**Exercise prompt**: Transcribe the listing in full, excluding any pictures.
--- START OF Dataset records ---
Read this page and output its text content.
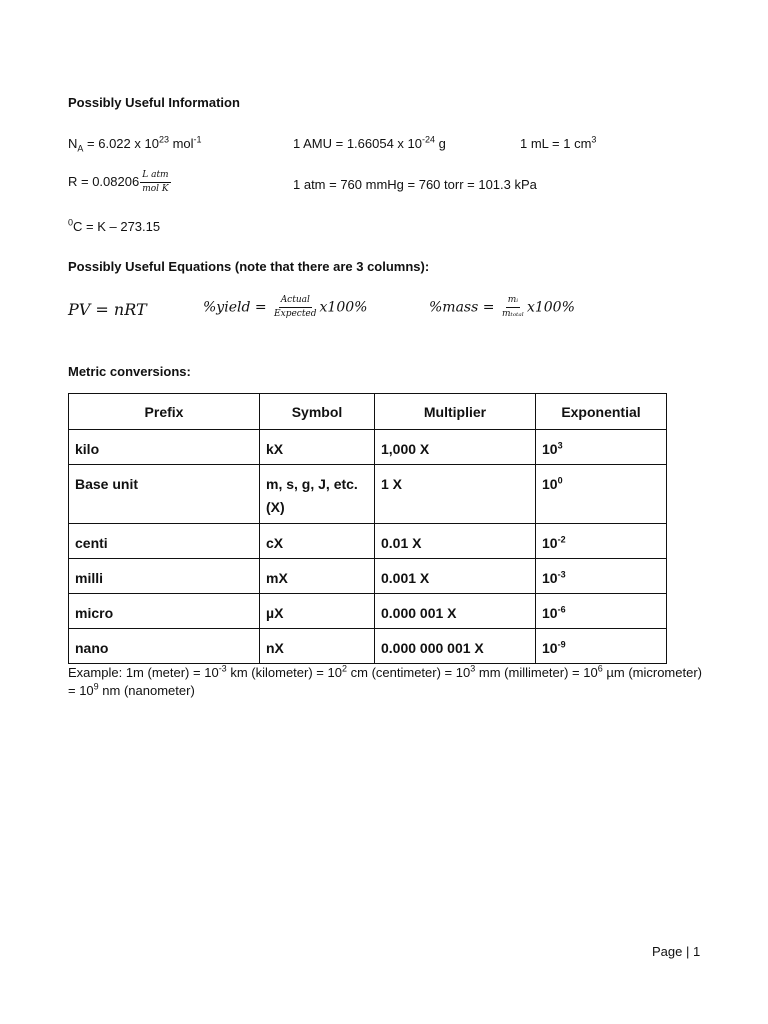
Possibly Useful Information
$N_A = 6.022$ x $10^{23}$ mol$^{-1}$	1 AMU = 1.66054 x $10^{-24}$ g	1 mL = 1 $cm^3$
$R = 0.08206 \frac{\text{L atm}}{\text{mol K}}$	1 atm = 760 mmHg = 760 torr = 101.3 kPa
$^0$C = K – 273.15
Possibly Useful Equations (note that there are 3 columns):
PV = nRT	%yield = $\frac{\text{Actual}}{\text{Expected}} x100\%$	%mass = $\frac{\text{mᵢ}}{\text{mₜₒₜₐₗ}} x100\%$
Metric conversions:
Prefix	Symbol	Multiplier	Exponential
kilo	kX	1,000 X	$10^3$
Base unit	m, s, g, J, etc. (X)	1 X	$10^0$
centi	cX	0.01 X	$10^{-2}$
milli	mX	0.001 X	$10^{-3}$
micro	µX	0.000 001 X	$10^{-6}$
nano	nX	0.000 000 001 X	$10^{-9}$
Example: 1m (meter) = $10^{-3}$ km (kilometer) = $10^2$ cm (centimeter) = $10^3$ mm (millimeter) = $10^6$ µm (micrometer) = $10^9$ nm (nanometer)
Page | 1
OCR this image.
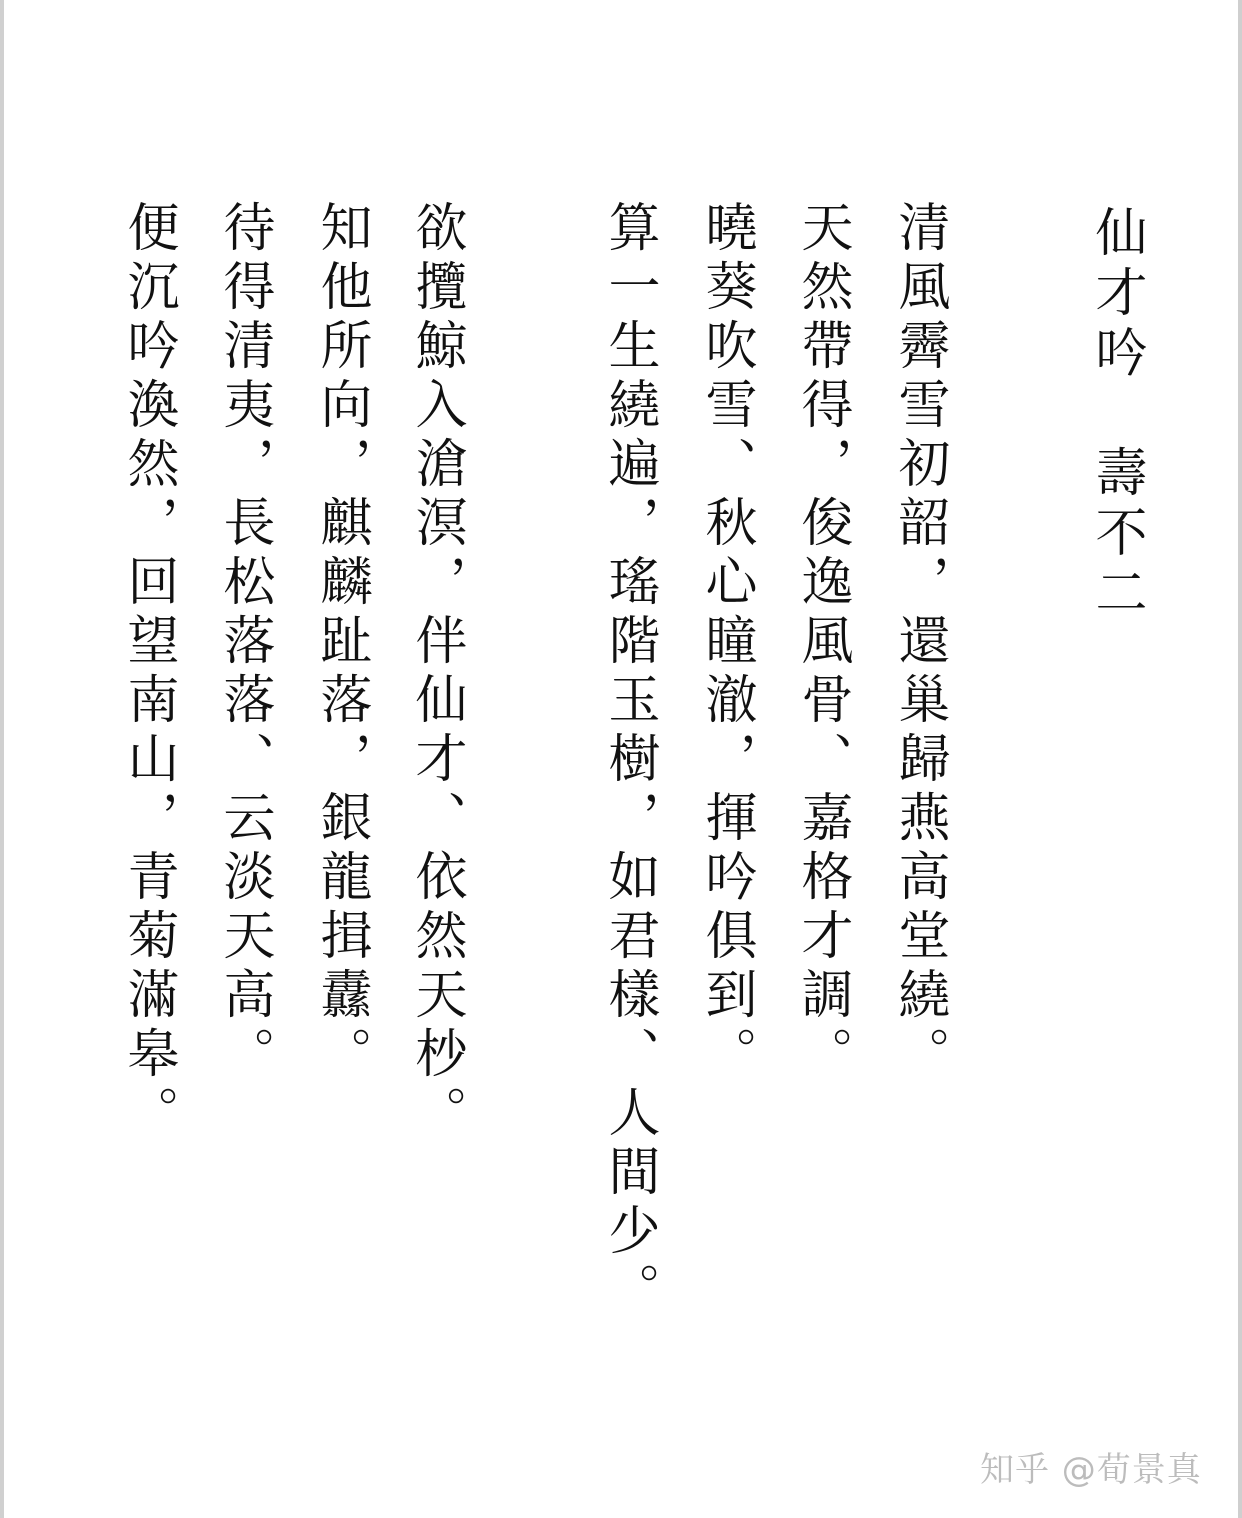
仙才吟　壽不二
清風霽雪初韶，還巢歸燕高堂繞。
天然帶得，俊逸風骨、嘉格才調。
曉葵吹雪、秋心瞳澈，揮吟俱到。
算一生繞遍，瑤階玉樹，如君樣、人間少。
欲攬鯨入滄溟，伴仙才、依然天杪。
知他所向，麒麟趾落，銀龍揖纛。
待得清夷，長松落落、云淡天高。
便沉吟渙然，回望南山，青菊滿皋。
知乎 @荀景真
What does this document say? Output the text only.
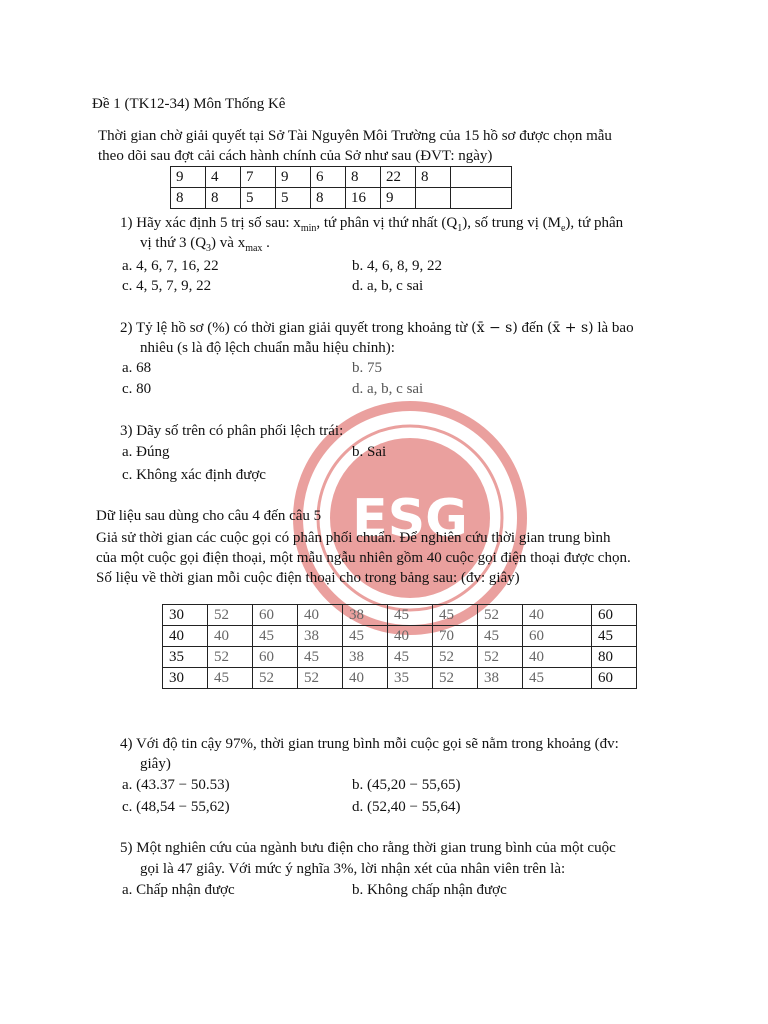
ESG
Đề 1 (TK12-34) Môn Thống Kê
Thời gian chờ giải quyết tại Sở Tài Nguyên Môi Trường của 15 hồ sơ được chọn mẫu
theo dõi sau đợt cải cách hành chính của Sở như sau (ĐVT: ngày)
9	4	7	9	6	8	22	8	
8	8	5	5	8	16	9		
1) Hãy xác định 5 trị số sau: $x_{min}$, tứ phân vị thứ nhất $(Q_1)$, số trung vị $(M_e)$, tứ phân
vị thứ 3 $(Q_3)$ và $x_{max}$ .
a. 4, 6, 7, 16, 22	b. 4, 6, 8, 9, 22
c. 4, 5, 7, 9, 22	d. a, b, c sai
2) Tỷ lệ hồ sơ (%) có thời gian giải quyết trong khoảng từ (x̄ − s) đến (x̄ + s) là bao
nhiêu (s là độ lệch chuẩn mẫu hiệu chỉnh):
a. 68	b. 75
c. 80	d. a, b, c sai
3) Dãy số trên có phân phối lệch trái:
a. Đúng	b. Sai
c. Không xác định được
Dữ liệu sau dùng cho câu 4 đến câu 5
Giả sử thời gian các cuộc gọi có phân phối chuẩn. Để nghiên cứu thời gian trung bình
của một cuộc gọi điện thoại, một mẫu ngẫu nhiên gồm 40 cuộc gọi điện thoại được chọn.
Số liệu về thời gian mỗi cuộc điện thoại cho trong bảng sau: (đv: giây)
30	52	60	40	38	45	45	52	40	60
40	40	45	38	45	40	70	45	60	45
35	52	60	45	38	45	52	52	40	80
30	45	52	52	40	35	52	38	45	60
4) Với độ tin cậy 97%, thời gian trung bình mỗi cuộc gọi sẽ nằm trong khoảng (đv:
giây)
a. (43.37 − 50.53)	b. (45,20 − 55,65)
c. (48,54 − 55,62)	d. (52,40 − 55,64)
5) Một nghiên cứu của ngành bưu điện cho rằng thời gian trung bình của một cuộc
gọi là 47 giây. Với mức ý nghĩa 3%, lời nhận xét của nhân viên trên là:
a. Chấp nhận được	b. Không chấp nhận được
--- END OF Dataset records ---
**Task answer**:
Read this page and output its text content.
Possibly Useful Information
$N_A = 6.022$ x $10^{23}$ mol$^{-1}$	1 AMU = 1.66054 x $10^{-24}$ g	1 mL = 1 $cm^3$
$R = 0.08206 \frac{\text{L atm}}{\text{mol K}}$	1 atm = 760 mmHg = 760 torr = 101.3 kPa
$^0$C = K – 273.15
Possibly Useful Equations (note that there are 3 columns):
PV = nRT	%yield = $\frac{\text{Actual}}{\text{Expected}} x100\%$	%mass = $\frac{\text{mᵢ}}{\text{mₜₒₜₐₗ}} x100\%$
Metric conversions:
Prefix	Symbol	Multiplier	Exponential
kilo	kX	1,000 X	$10^3$
Base unit	m, s, g, J, etc. (X)	1 X	$10^0$
centi	cX	0.01 X	$10^{-2}$
milli	mX	0.001 X	$10^{-3}$
micro	µX	0.000 001 X	$10^{-6}$
nano	nX	0.000 000 001 X	$10^{-9}$
Example: 1m (meter) = $10^{-3}$ km (kilometer) = $10^2$ cm (centimeter) = $10^3$ mm (millimeter) = $10^6$ µm (micrometer) = $10^9$ nm (nanometer)
Page | 1
OCR this image.
仙才吟　壽不二
清風霽雪初韶，還巢歸燕高堂繞。
天然帶得，俊逸風骨、嘉格才調。
曉葵吹雪、秋心瞳澈，揮吟俱到。
算一生繞遍，瑤階玉樹，如君樣、人間少。
欲攬鯨入滄溟，伴仙才、依然天杪。
知他所向，麒麟趾落，銀龍揖纛。
待得清夷，長松落落、云淡天高。
便沉吟渙然，回望南山，青菊滿皋。
知乎 @荀景真
What does this document say? Output the text only.
ESG
Đề 1 (TK12-34) Môn Thống Kê
Thời gian chờ giải quyết tại Sở Tài Nguyên Môi Trường của 15 hồ sơ được chọn mẫu
theo dõi sau đợt cải cách hành chính của Sở như sau (ĐVT: ngày)
9	4	7	9	6	8	22	8	
8	8	5	5	8	16	9		
1) Hãy xác định 5 trị số sau: $x_{min}$, tứ phân vị thứ nhất $(Q_1)$, số trung vị $(M_e)$, tứ phân
vị thứ 3 $(Q_3)$ và $x_{max}$ .
a. 4, 6, 7, 16, 22	b. 4, 6, 8, 9, 22
c. 4, 5, 7, 9, 22	d. a, b, c sai
2) Tỷ lệ hồ sơ (%) có thời gian giải quyết trong khoảng từ (x̄ − s) đến (x̄ + s) là bao
nhiêu (s là độ lệch chuẩn mẫu hiệu chỉnh):
a. 68	b. 75
c. 80	d. a, b, c sai
3) Dãy số trên có phân phối lệch trái:
a. Đúng	b. Sai
c. Không xác định được
Dữ liệu sau dùng cho câu 4 đến câu 5
Giả sử thời gian các cuộc gọi có phân phối chuẩn. Để nghiên cứu thời gian trung bình
của một cuộc gọi điện thoại, một mẫu ngẫu nhiên gồm 40 cuộc gọi điện thoại được chọn.
Số liệu về thời gian mỗi cuộc điện thoại cho trong bảng sau: (đv: giây)
30	52	60	40	38	45	45	52	40	60
40	40	45	38	45	40	70	45	60	45
35	52	60	45	38	45	52	52	40	80
30	45	52	52	40	35	52	38	45	60
4) Với độ tin cậy 97%, thời gian trung bình mỗi cuộc gọi sẽ nằm trong khoảng (đv:
giây)
a. (43.37 − 50.53)	b. (45,20 − 55,65)
c. (48,54 − 55,62)	d. (52,40 − 55,64)
5) Một nghiên cứu của ngành bưu điện cho rằng thời gian trung bình của một cuộc
gọi là 47 giây. Với mức ý nghĩa 3%, lời nhận xét của nhân viên trên là:
a. Chấp nhận được	b. Không chấp nhận được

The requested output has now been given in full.